What to produce. For each line in the data below that holds "JSON", return a copy.

[Extracted records]
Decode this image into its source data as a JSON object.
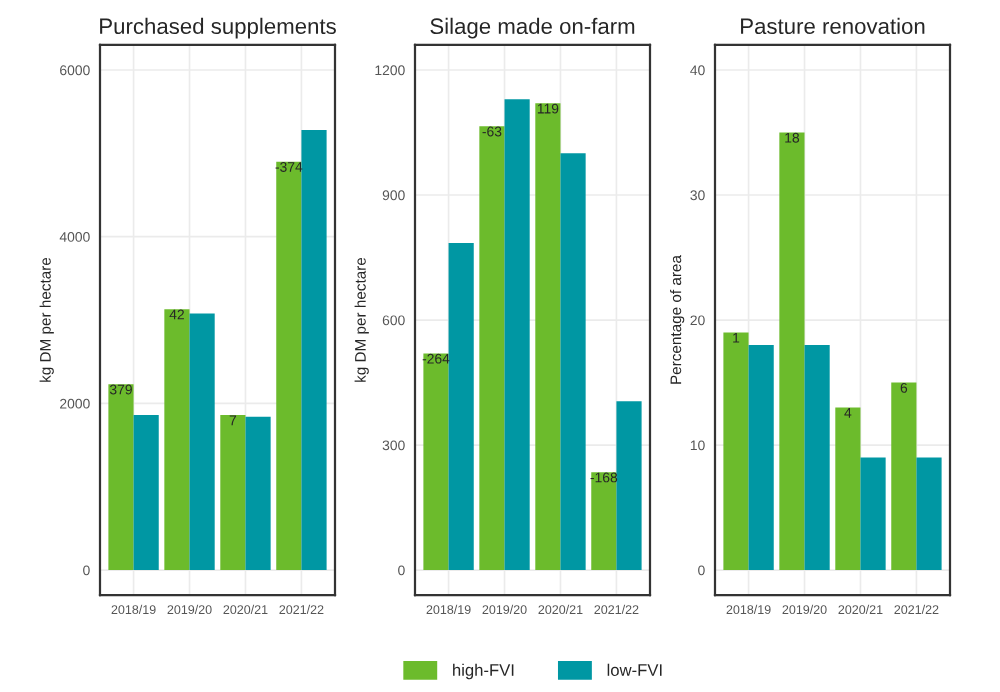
{
  "chart_data": [
    {
      "type": "bar",
      "title": "Purchased supplements",
      "ylabel": "kg DM per hectare",
      "categories": [
        "2018/19",
        "2019/20",
        "2020/21",
        "2021/22"
      ],
      "series": [
        {
          "color": "#6cbb2c",
          "values": [
            2230,
            3130,
            1860,
            4900
          ]
        },
        {
          "color": "#0097a3",
          "values": [
            1860,
            3080,
            1840,
            5280
          ]
        }
      ],
      "ylim": [
        -300,
        6300
      ],
      "yticks": [
        0,
        2000,
        4000,
        6000
      ],
      "grid": true,
      "annotations": [
        {
          "text": "379",
          "x": "2018/19",
          "y": 2230
        },
        {
          "text": "42",
          "x": "2019/20",
          "y": 3130
        },
        {
          "text": "7",
          "x": "2020/21",
          "y": 1860
        },
        {
          "text": "-374",
          "x": "2021/22",
          "y": 4900
        }
      ]
    },
    {
      "type": "bar",
      "title": "Silage made on-farm",
      "ylabel": "kg DM per hectare",
      "categories": [
        "2018/19",
        "2019/20",
        "2020/21",
        "2021/22"
      ],
      "series": [
        {
          "name": "high-FVI",
          "color": "#6cbb2c",
          "values": [
            520,
            1065,
            1120,
            235
          ]
        },
        {
          "name": "low-FVI",
          "color": "#0097a3",
          "values": [
            785,
            1130,
            1000,
            405
          ]
        }
      ],
      "ylim": [
        -60,
        1260
      ],
      "yticks": [
        0,
        300,
        600,
        900,
        1200
      ],
      "grid": true,
      "legend": "bottom",
      "annotations": [
        {
          "text": "-264",
          "x": "2018/19",
          "y": 520
        },
        {
          "text": "-63",
          "x": "2019/20",
          "y": 1065
        },
        {
          "text": "119",
          "x": "2020/21",
          "y": 1120
        },
        {
          "text": "-168",
          "x": "2021/22",
          "y": 235
        }
      ]
    },
    {
      "type": "bar",
      "title": "Pasture renovation",
      "ylabel": "Percentage of area",
      "categories": [
        "2018/19",
        "2019/20",
        "2020/21",
        "2021/22"
      ],
      "series": [
        {
          "color": "#6cbb2c",
          "values": [
            19,
            35,
            13,
            15
          ]
        },
        {
          "color": "#0097a3",
          "values": [
            18,
            18,
            9,
            9
          ]
        }
      ],
      "ylim": [
        -2,
        42
      ],
      "yticks": [
        0,
        10,
        20,
        30,
        40
      ],
      "grid": true,
      "annotations": [
        {
          "text": "1",
          "x": "2018/19",
          "y": 19
        },
        {
          "text": "18",
          "x": "2019/20",
          "y": 35
        },
        {
          "text": "4",
          "x": "2020/21",
          "y": 13
        },
        {
          "text": "6",
          "x": "2021/22",
          "y": 15
        }
      ]
    }
  ]
}
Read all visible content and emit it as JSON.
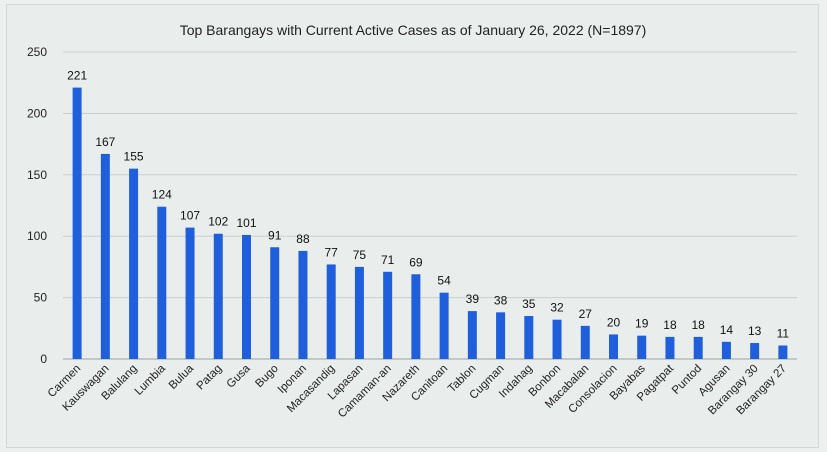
{
  "chart_data": {
    "type": "bar",
    "title": "Top Barangays with Current Active Cases as of January 26, 2022 (N=1897)",
    "categories": [
      "Carmen",
      "Kauswagan",
      "Balulang",
      "Lumbia",
      "Bulua",
      "Patag",
      "Gusa",
      "Bugo",
      "Iponan",
      "Macasandig",
      "Lapasan",
      "Camaman-an",
      "Nazareth",
      "Canitoan",
      "Tablon",
      "Cugman",
      "Indahag",
      "Bonbon",
      "Macabalan",
      "Consolacion",
      "Bayabas",
      "Pagatpat",
      "Puntod",
      "Agusan",
      "Barangay 30",
      "Barangay 27"
    ],
    "values": [
      221,
      167,
      155,
      124,
      107,
      102,
      101,
      91,
      88,
      77,
      75,
      71,
      69,
      54,
      39,
      38,
      35,
      32,
      27,
      20,
      19,
      18,
      18,
      14,
      13,
      11
    ],
    "yticks": [
      0,
      50,
      100,
      150,
      200,
      250
    ],
    "ylim": [
      0,
      250
    ],
    "bar_color": "#1f5fdc",
    "grid": true,
    "legend": "none"
  }
}
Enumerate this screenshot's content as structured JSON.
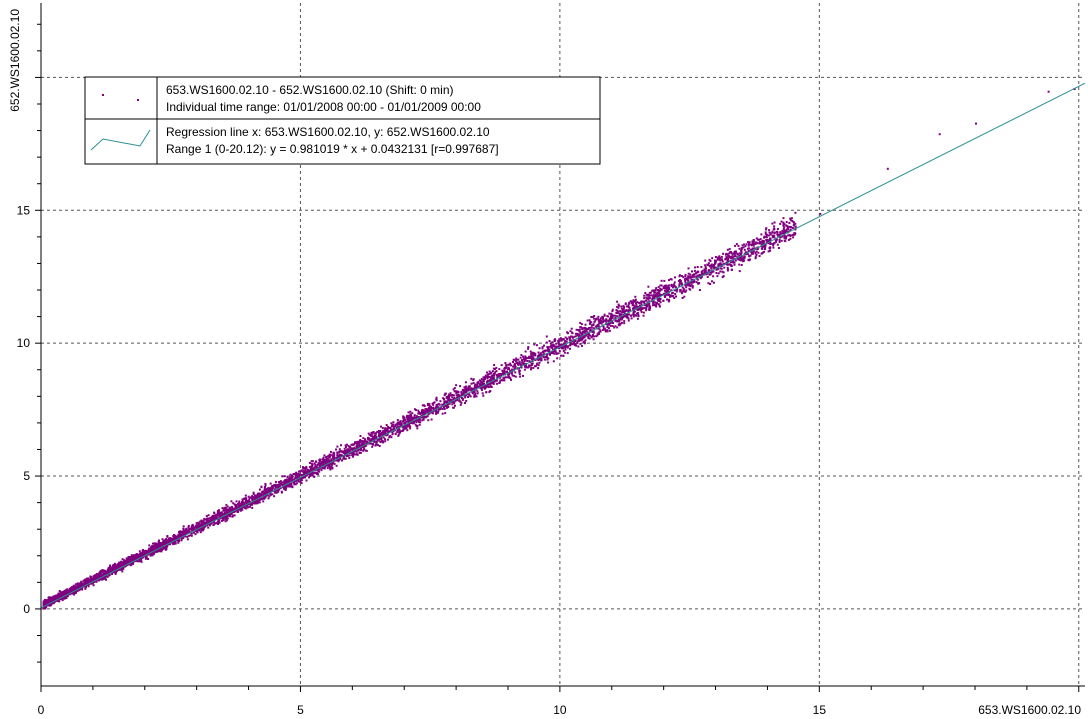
{
  "chart_data": {
    "type": "scatter",
    "xlabel": "653.WS1600.02.10",
    "ylabel": "652.WS1600.02.10",
    "xlim": [
      0,
      20.12
    ],
    "ylim": [
      -2.9,
      22.8
    ],
    "xticks": [
      0,
      5,
      10,
      15
    ],
    "yticks": [
      0,
      5,
      10,
      15
    ],
    "grid": true,
    "legend_position": "top-left",
    "legend": {
      "scatter_line1": "653.WS1600.02.10 - 652.WS1600.02.10 (Shift: 0 min)",
      "scatter_line2": "Individual time range: 01/01/2008  00:00 - 01/01/2009  00:00",
      "regression_line1": "Regression line    x: 653.WS1600.02.10,  y: 652.WS1600.02.10",
      "regression_line2": "Range 1 (0-20.12):  y = 0.981019 * x + 0.0432131  [r=0.997687]"
    },
    "regression": {
      "slope": 0.981019,
      "intercept": 0.0432131,
      "r": 0.997687,
      "range": [
        0,
        20.12
      ]
    },
    "series": [
      {
        "values": "dense scatter of paired values roughly along the regression line",
        "points_sample": [
          [
            0.2,
            0.35
          ],
          [
            1.0,
            1.05
          ],
          [
            2.0,
            2.0
          ],
          [
            3.0,
            3.0
          ],
          [
            4.0,
            4.0
          ],
          [
            5.0,
            4.95
          ],
          [
            6.0,
            5.95
          ],
          [
            7.0,
            6.9
          ],
          [
            8.0,
            7.9
          ],
          [
            9.0,
            8.9
          ],
          [
            10.0,
            9.9
          ],
          [
            11.0,
            10.8
          ],
          [
            12.0,
            11.9
          ],
          [
            13.0,
            12.8
          ],
          [
            14.0,
            13.8
          ],
          [
            15.0,
            14.9
          ],
          [
            16.3,
            16.6
          ],
          [
            17.3,
            17.9
          ],
          [
            18.0,
            18.3
          ],
          [
            19.4,
            19.5
          ],
          [
            19.9,
            19.6
          ]
        ]
      }
    ],
    "colors": {
      "points": "#800080",
      "regression": "#2a8f8f",
      "grid": "#555555"
    }
  }
}
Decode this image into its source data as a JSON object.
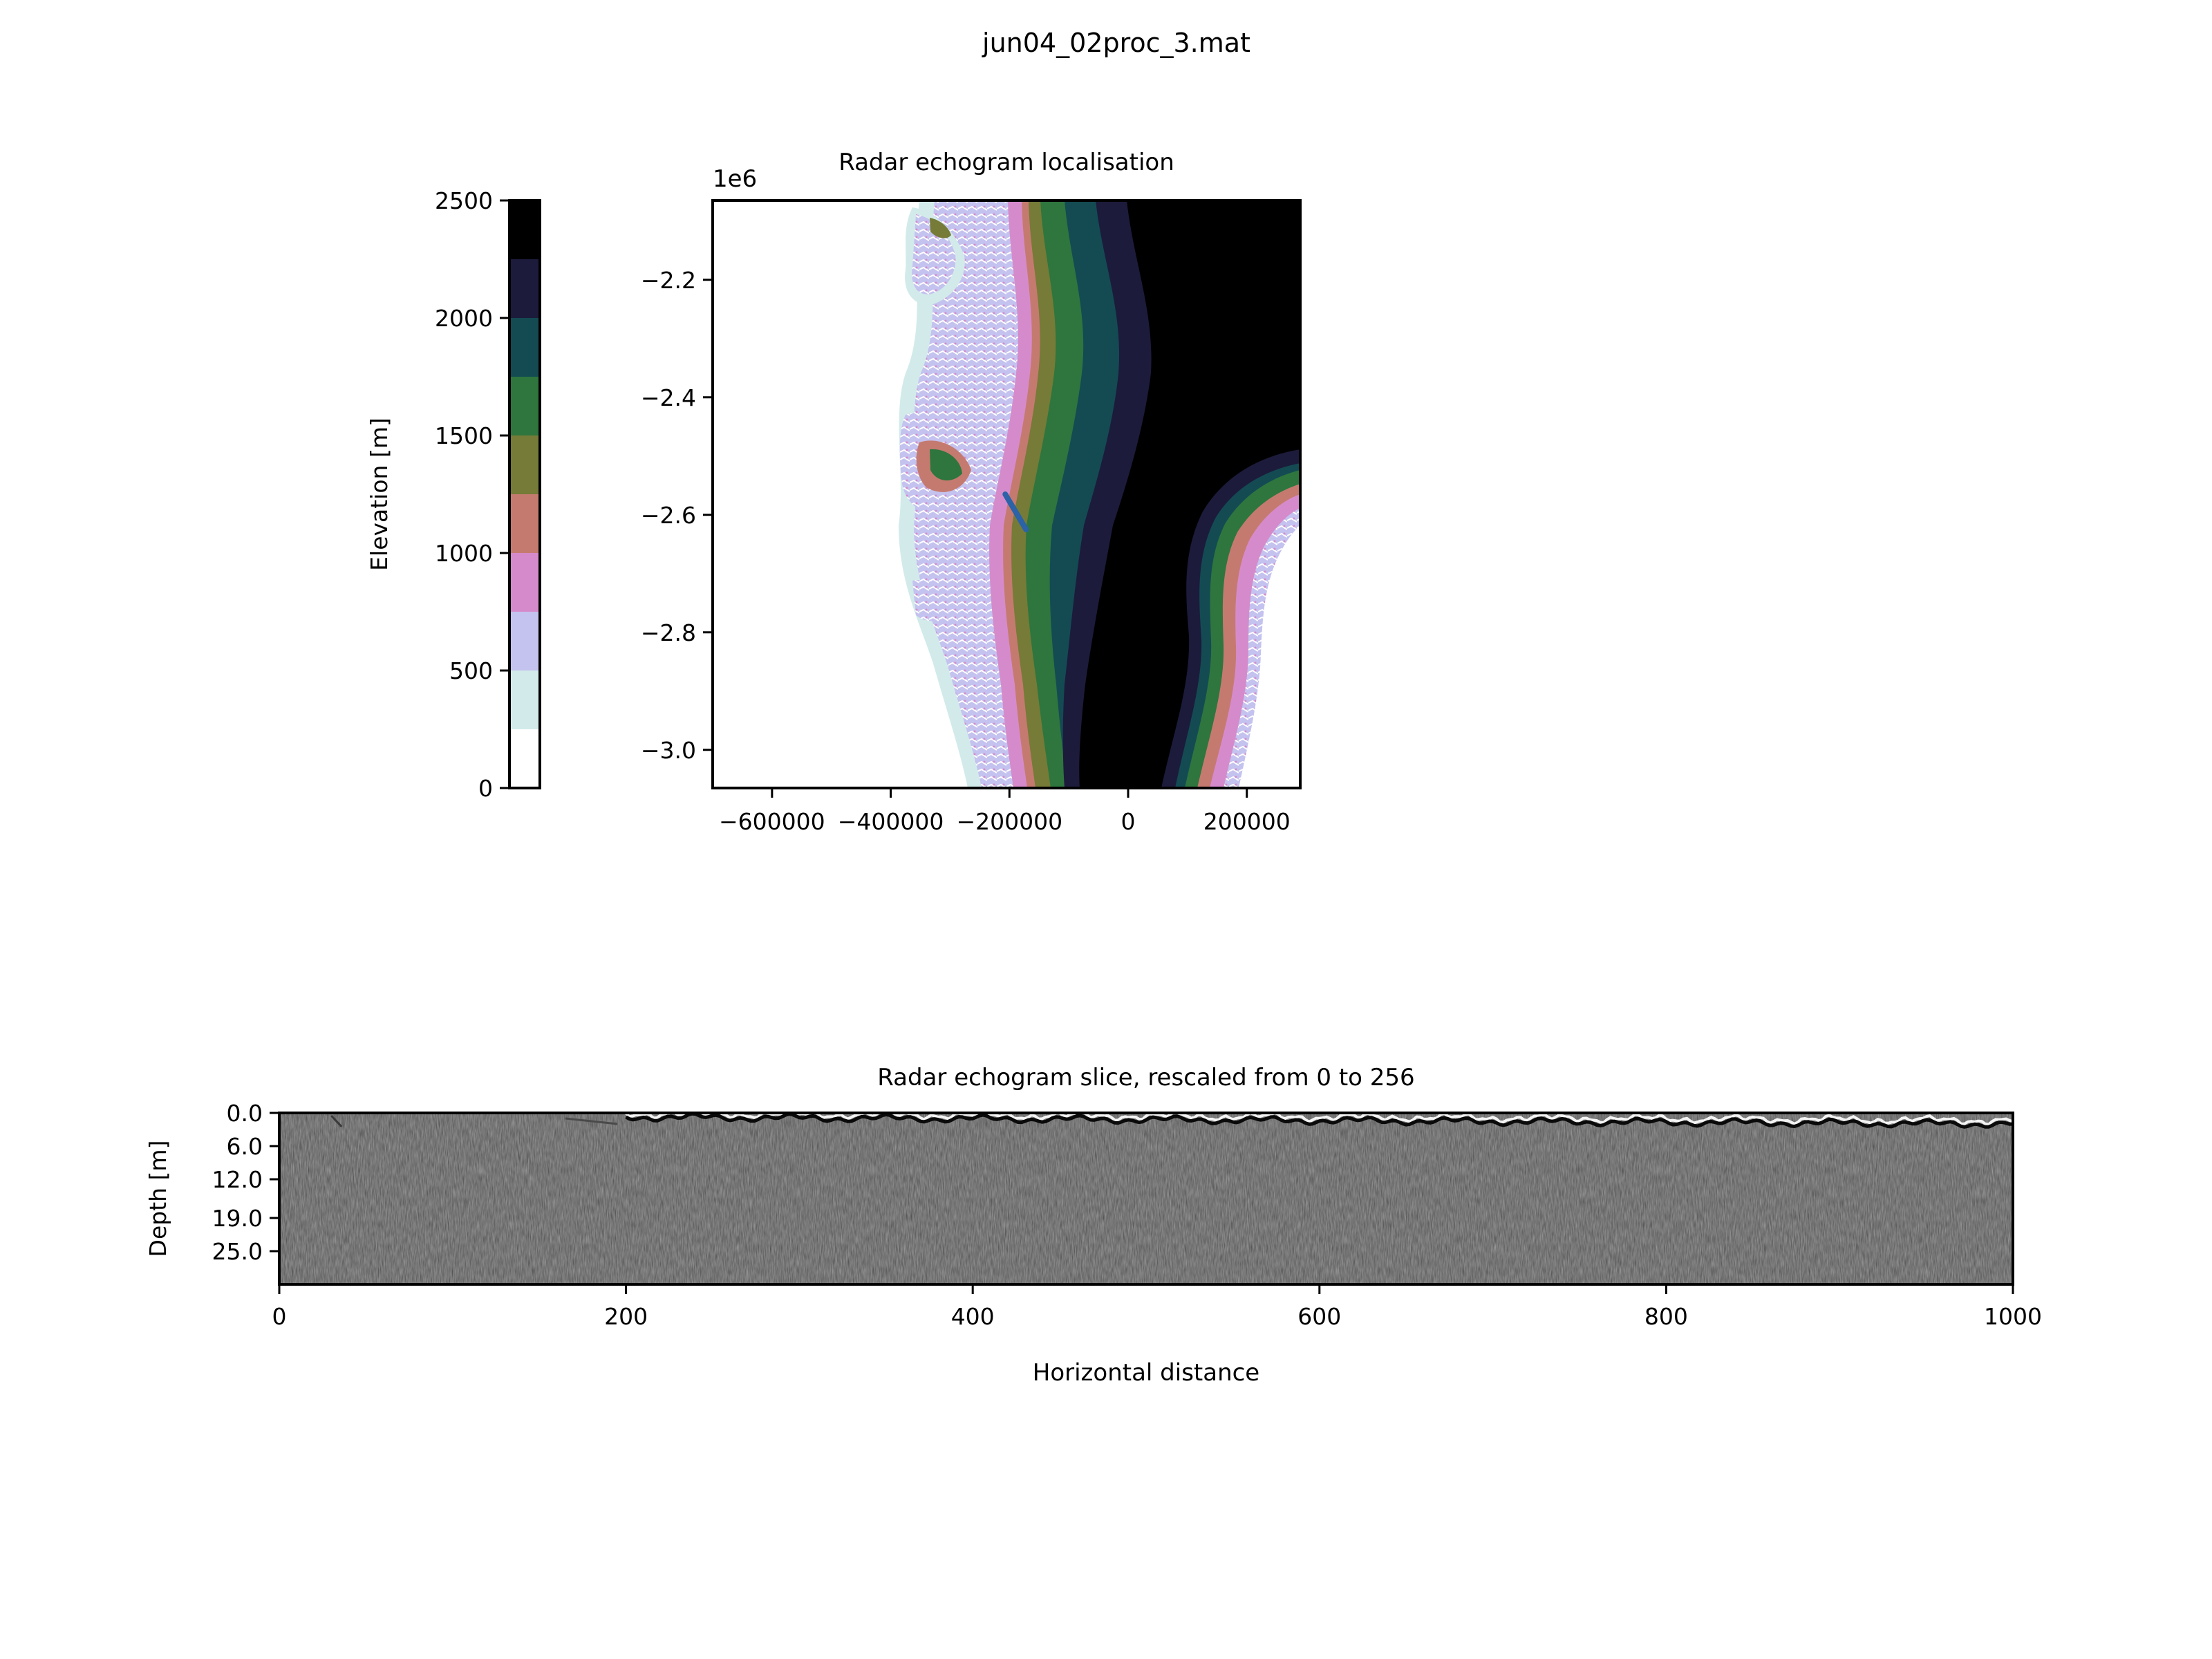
{
  "figure": {
    "title": "jun04_02proc_3.mat"
  },
  "chart_data": [
    {
      "type": "heatmap",
      "name": "colorbar",
      "ylabel": "Elevation [m]",
      "ylim": [
        0,
        2500
      ],
      "ticks": [
        0,
        500,
        1000,
        1500,
        2000,
        2500
      ],
      "tick_labels": [
        "0",
        "500",
        "1000",
        "1500",
        "2000",
        "2500"
      ],
      "bins": [
        0,
        250,
        500,
        750,
        1000,
        1250,
        1500,
        1750,
        2000,
        2250,
        2500
      ],
      "colors": [
        "#ffffff",
        "#d2ebea",
        "#c4c2ef",
        "#d58bcb",
        "#c57a70",
        "#767b37",
        "#2e763e",
        "#144b53",
        "#1c1b3b",
        "#000000"
      ]
    },
    {
      "type": "heatmap",
      "name": "map",
      "title": "Radar echogram localisation",
      "offset_label": "1e6",
      "xlim": [
        -700000,
        290000
      ],
      "ylim": [
        -3.065,
        -2.065
      ],
      "x_ticks": [
        -600000,
        -400000,
        -200000,
        0,
        200000
      ],
      "x_tick_labels": [
        "−600000",
        "−400000",
        "−200000",
        "0",
        "200000"
      ],
      "y_ticks": [
        -2.2,
        -2.4,
        -2.6,
        -2.8,
        -3.0
      ],
      "y_tick_labels": [
        "−2.2",
        "−2.4",
        "−2.6",
        "−2.8",
        "−3.0"
      ],
      "track": {
        "x": [
          -207000,
          -172000
        ],
        "y": [
          -2.565,
          -2.625
        ],
        "color": "#2b62a8"
      }
    },
    {
      "type": "heatmap",
      "name": "echogram",
      "title": "Radar echogram slice, rescaled from 0 to 256",
      "xlabel": "Horizontal distance",
      "ylabel": "Depth [m]",
      "xlim": [
        0,
        1000
      ],
      "ylim": [
        0,
        31
      ],
      "x_ticks": [
        0,
        200,
        400,
        600,
        800,
        1000
      ],
      "x_tick_labels": [
        "0",
        "200",
        "400",
        "600",
        "800",
        "1000"
      ],
      "y_ticks": [
        0,
        6,
        12,
        19,
        25
      ],
      "y_tick_labels": [
        "0.0",
        "6.0",
        "12.0",
        "19.0",
        "25.0"
      ],
      "surface_start": 200
    }
  ]
}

Full output.
Decode this image into its source data as a JSON object.
Read all visible content and emit it as JSON.
Enumerate this screenshot's content as structured JSON.
Decode this image into its source data as a JSON object.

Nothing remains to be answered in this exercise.